**GIVEN PROBLEM**
Print the entries that appear below, exactly as written and without their pictures.

**RECORDS PROVIDED**
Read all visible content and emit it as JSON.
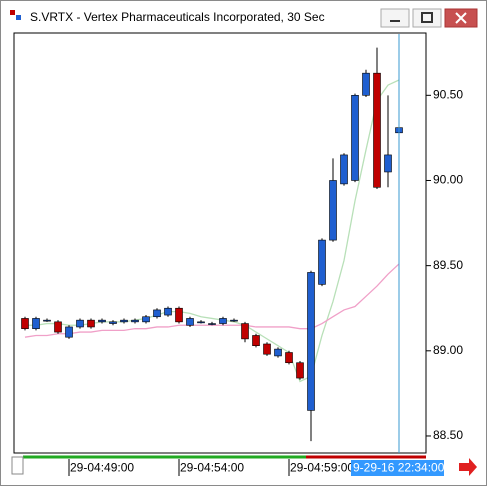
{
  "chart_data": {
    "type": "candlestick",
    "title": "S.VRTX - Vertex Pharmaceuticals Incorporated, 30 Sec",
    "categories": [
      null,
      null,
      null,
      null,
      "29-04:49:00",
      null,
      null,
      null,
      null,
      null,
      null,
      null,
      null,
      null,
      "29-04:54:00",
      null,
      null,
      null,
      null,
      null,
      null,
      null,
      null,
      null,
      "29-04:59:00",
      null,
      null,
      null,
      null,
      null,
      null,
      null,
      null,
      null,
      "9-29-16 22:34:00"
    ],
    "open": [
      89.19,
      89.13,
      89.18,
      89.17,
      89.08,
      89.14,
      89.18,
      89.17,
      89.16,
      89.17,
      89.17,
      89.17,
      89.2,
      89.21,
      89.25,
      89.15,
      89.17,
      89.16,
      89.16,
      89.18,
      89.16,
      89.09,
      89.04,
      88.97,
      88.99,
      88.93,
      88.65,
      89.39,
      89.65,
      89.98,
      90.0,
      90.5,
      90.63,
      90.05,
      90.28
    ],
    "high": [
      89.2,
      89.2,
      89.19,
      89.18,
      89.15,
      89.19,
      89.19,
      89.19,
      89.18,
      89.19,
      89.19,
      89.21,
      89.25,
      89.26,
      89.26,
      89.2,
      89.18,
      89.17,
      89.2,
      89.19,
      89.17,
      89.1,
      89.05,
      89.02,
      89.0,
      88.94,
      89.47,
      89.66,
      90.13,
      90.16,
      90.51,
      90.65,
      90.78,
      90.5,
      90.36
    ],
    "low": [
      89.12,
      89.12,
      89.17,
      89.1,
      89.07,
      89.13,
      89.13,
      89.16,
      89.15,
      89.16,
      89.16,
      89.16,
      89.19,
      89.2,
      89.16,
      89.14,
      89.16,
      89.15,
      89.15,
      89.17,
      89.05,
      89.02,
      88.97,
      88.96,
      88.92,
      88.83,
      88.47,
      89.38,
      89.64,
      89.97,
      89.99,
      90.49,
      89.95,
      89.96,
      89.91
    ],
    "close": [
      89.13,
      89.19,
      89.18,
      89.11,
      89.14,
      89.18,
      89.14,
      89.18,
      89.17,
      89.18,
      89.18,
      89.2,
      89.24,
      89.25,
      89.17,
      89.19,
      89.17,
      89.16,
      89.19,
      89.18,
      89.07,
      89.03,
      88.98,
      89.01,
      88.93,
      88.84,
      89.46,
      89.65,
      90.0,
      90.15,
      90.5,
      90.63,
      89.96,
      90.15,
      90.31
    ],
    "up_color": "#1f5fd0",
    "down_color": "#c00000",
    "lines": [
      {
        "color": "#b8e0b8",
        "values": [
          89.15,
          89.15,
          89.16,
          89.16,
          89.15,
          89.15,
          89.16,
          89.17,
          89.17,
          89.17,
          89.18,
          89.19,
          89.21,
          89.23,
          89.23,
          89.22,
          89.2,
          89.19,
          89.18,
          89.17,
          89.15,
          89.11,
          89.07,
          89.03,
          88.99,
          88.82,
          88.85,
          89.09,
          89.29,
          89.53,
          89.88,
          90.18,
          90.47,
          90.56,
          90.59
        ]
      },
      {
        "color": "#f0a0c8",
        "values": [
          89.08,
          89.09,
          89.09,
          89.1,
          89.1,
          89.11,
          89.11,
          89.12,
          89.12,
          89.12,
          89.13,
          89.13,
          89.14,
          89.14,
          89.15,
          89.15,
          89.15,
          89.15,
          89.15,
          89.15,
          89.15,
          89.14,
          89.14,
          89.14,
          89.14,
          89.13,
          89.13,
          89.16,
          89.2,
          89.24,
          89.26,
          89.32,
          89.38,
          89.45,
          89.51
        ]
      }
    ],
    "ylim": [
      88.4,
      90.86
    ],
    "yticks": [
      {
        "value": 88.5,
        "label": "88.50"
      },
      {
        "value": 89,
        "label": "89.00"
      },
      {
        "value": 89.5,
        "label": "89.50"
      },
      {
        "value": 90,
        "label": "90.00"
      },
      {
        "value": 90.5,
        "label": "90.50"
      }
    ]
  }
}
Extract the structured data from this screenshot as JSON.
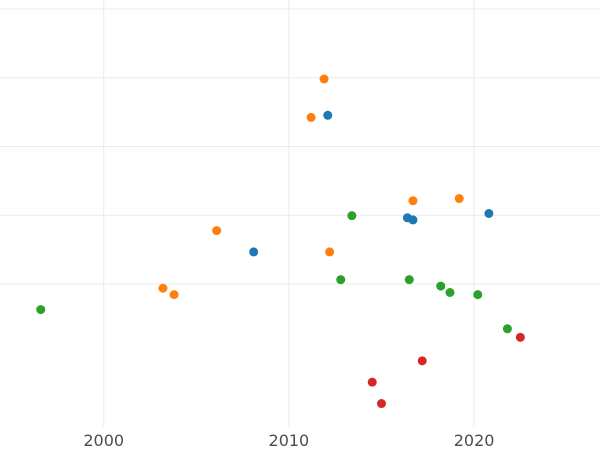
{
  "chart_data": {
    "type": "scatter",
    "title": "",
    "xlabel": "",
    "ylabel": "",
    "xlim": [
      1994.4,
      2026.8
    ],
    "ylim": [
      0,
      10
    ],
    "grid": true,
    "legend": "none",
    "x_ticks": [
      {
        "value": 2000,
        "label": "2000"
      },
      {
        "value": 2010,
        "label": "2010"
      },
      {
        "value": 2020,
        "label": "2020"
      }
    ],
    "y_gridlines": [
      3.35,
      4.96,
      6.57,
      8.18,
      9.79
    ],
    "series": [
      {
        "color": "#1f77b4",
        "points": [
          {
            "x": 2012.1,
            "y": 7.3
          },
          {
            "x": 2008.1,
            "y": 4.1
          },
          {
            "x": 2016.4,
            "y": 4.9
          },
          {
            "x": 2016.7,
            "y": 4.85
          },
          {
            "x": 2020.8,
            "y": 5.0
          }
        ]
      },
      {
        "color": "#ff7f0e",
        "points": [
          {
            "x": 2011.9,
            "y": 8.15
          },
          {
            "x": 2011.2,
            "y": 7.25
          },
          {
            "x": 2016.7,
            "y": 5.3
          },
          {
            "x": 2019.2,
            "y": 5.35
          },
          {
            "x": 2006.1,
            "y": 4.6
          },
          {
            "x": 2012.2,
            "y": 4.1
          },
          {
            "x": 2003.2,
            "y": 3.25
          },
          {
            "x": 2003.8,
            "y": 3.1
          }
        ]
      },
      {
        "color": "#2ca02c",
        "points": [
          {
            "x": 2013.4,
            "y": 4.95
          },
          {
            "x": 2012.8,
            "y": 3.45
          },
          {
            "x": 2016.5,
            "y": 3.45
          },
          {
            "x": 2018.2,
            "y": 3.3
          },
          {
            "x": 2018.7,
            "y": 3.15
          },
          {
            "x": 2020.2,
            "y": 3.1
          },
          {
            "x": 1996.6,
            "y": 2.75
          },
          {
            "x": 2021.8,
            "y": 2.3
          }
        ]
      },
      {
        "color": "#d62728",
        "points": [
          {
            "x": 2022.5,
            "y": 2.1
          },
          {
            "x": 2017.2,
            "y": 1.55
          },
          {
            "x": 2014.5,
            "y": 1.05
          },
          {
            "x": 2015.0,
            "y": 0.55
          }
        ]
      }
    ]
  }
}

**CORRECT RESPONSE**
Read all visible content and emit it as JSON.
{
  "chart_data": {
    "type": "candlestick",
    "title": "S.VRTX - Vertex Pharmaceuticals Incorporated, 30 Sec",
    "categories": [
      null,
      null,
      null,
      null,
      "29-04:49:00",
      null,
      null,
      null,
      null,
      null,
      null,
      null,
      null,
      null,
      "29-04:54:00",
      null,
      null,
      null,
      null,
      null,
      null,
      null,
      null,
      null,
      "29-04:59:00",
      null,
      null,
      null,
      null,
      null,
      null,
      null,
      null,
      null,
      "9-29-16 22:34:00"
    ],
    "open": [
      89.19,
      89.13,
      89.18,
      89.17,
      89.08,
      89.14,
      89.18,
      89.17,
      89.16,
      89.17,
      89.17,
      89.17,
      89.2,
      89.21,
      89.25,
      89.15,
      89.17,
      89.16,
      89.16,
      89.18,
      89.16,
      89.09,
      89.04,
      88.97,
      88.99,
      88.93,
      88.65,
      89.39,
      89.65,
      89.98,
      90.0,
      90.5,
      90.63,
      90.05,
      90.28
    ],
    "high": [
      89.2,
      89.2,
      89.19,
      89.18,
      89.15,
      89.19,
      89.19,
      89.19,
      89.18,
      89.19,
      89.19,
      89.21,
      89.25,
      89.26,
      89.26,
      89.2,
      89.18,
      89.17,
      89.2,
      89.19,
      89.17,
      89.1,
      89.05,
      89.02,
      89.0,
      88.94,
      89.47,
      89.66,
      90.13,
      90.16,
      90.51,
      90.65,
      90.78,
      90.5,
      90.36
    ],
    "low": [
      89.12,
      89.12,
      89.17,
      89.1,
      89.07,
      89.13,
      89.13,
      89.16,
      89.15,
      89.16,
      89.16,
      89.16,
      89.19,
      89.2,
      89.16,
      89.14,
      89.16,
      89.15,
      89.15,
      89.17,
      89.05,
      89.02,
      88.97,
      88.96,
      88.92,
      88.83,
      88.47,
      89.38,
      89.64,
      89.97,
      89.99,
      90.49,
      89.95,
      89.96,
      89.91
    ],
    "close": [
      89.13,
      89.19,
      89.18,
      89.11,
      89.14,
      89.18,
      89.14,
      89.18,
      89.17,
      89.18,
      89.18,
      89.2,
      89.24,
      89.25,
      89.17,
      89.19,
      89.17,
      89.16,
      89.19,
      89.18,
      89.07,
      89.03,
      88.98,
      89.01,
      88.93,
      88.84,
      89.46,
      89.65,
      90.0,
      90.15,
      90.5,
      90.63,
      89.96,
      90.15,
      90.31
    ],
    "up_color": "#1f5fd0",
    "down_color": "#c00000",
    "lines": [
      {
        "color": "#b8e0b8",
        "values": [
          89.15,
          89.15,
          89.16,
          89.16,
          89.15,
          89.15,
          89.16,
          89.17,
          89.17,
          89.17,
          89.18,
          89.19,
          89.21,
          89.23,
          89.23,
          89.22,
          89.2,
          89.19,
          89.18,
          89.17,
          89.15,
          89.11,
          89.07,
          89.03,
          88.99,
          88.82,
          88.85,
          89.09,
          89.29,
          89.53,
          89.88,
          90.18,
          90.47,
          90.56,
          90.59
        ]
      },
      {
        "color": "#f0a0c8",
        "values": [
          89.08,
          89.09,
          89.09,
          89.1,
          89.1,
          89.11,
          89.11,
          89.12,
          89.12,
          89.12,
          89.13,
          89.13,
          89.14,
          89.14,
          89.15,
          89.15,
          89.15,
          89.15,
          89.15,
          89.15,
          89.15,
          89.14,
          89.14,
          89.14,
          89.14,
          89.13,
          89.13,
          89.16,
          89.2,
          89.24,
          89.26,
          89.32,
          89.38,
          89.45,
          89.51
        ]
      }
    ],
    "ylim": [
      88.4,
      90.86
    ],
    "yticks": [
      {
        "value": 88.5,
        "label": "88.50"
      },
      {
        "value": 89,
        "label": "89.00"
      },
      {
        "value": 89.5,
        "label": "89.50"
      },
      {
        "value": 90,
        "label": "90.00"
      },
      {
        "value": 90.5,
        "label": "90.50"
      }
    ]
  }
}
Extract the structured data from this screenshot as JSON.
{
  "chart_data": {
    "type": "scatter",
    "title": "",
    "xlabel": "",
    "ylabel": "",
    "xlim": [
      1994.4,
      2026.8
    ],
    "ylim": [
      0,
      10
    ],
    "grid": true,
    "legend": "none",
    "x_ticks": [
      {
        "value": 2000,
        "label": "2000"
      },
      {
        "value": 2010,
        "label": "2010"
      },
      {
        "value": 2020,
        "label": "2020"
      }
    ],
    "y_gridlines": [
      3.35,
      4.96,
      6.57,
      8.18,
      9.79
    ],
    "series": [
      {
        "color": "#1f77b4",
        "points": [
          {
            "x": 2012.1,
            "y": 7.3
          },
          {
            "x": 2008.1,
            "y": 4.1
          },
          {
            "x": 2016.4,
            "y": 4.9
          },
          {
            "x": 2016.7,
            "y": 4.85
          },
          {
            "x": 2020.8,
            "y": 5.0
          }
        ]
      },
      {
        "color": "#ff7f0e",
        "points": [
          {
            "x": 2011.9,
            "y": 8.15
          },
          {
            "x": 2011.2,
            "y": 7.25
          },
          {
            "x": 2016.7,
            "y": 5.3
          },
          {
            "x": 2019.2,
            "y": 5.35
          },
          {
            "x": 2006.1,
            "y": 4.6
          },
          {
            "x": 2012.2,
            "y": 4.1
          },
          {
            "x": 2003.2,
            "y": 3.25
          },
          {
            "x": 2003.8,
            "y": 3.1
          }
        ]
      },
      {
        "color": "#2ca02c",
        "points": [
          {
            "x": 2013.4,
            "y": 4.95
          },
          {
            "x": 2012.8,
            "y": 3.45
          },
          {
            "x": 2016.5,
            "y": 3.45
          },
          {
            "x": 2018.2,
            "y": 3.3
          },
          {
            "x": 2018.7,
            "y": 3.15
          },
          {
            "x": 2020.2,
            "y": 3.1
          },
          {
            "x": 1996.6,
            "y": 2.75
          },
          {
            "x": 2021.8,
            "y": 2.3
          }
        ]
      },
      {
        "color": "#d62728",
        "points": [
          {
            "x": 2022.5,
            "y": 2.1
          },
          {
            "x": 2017.2,
            "y": 1.55
          },
          {
            "x": 2014.5,
            "y": 1.05
          },
          {
            "x": 2015.0,
            "y": 0.55
          }
        ]
      }
    ]
  }
}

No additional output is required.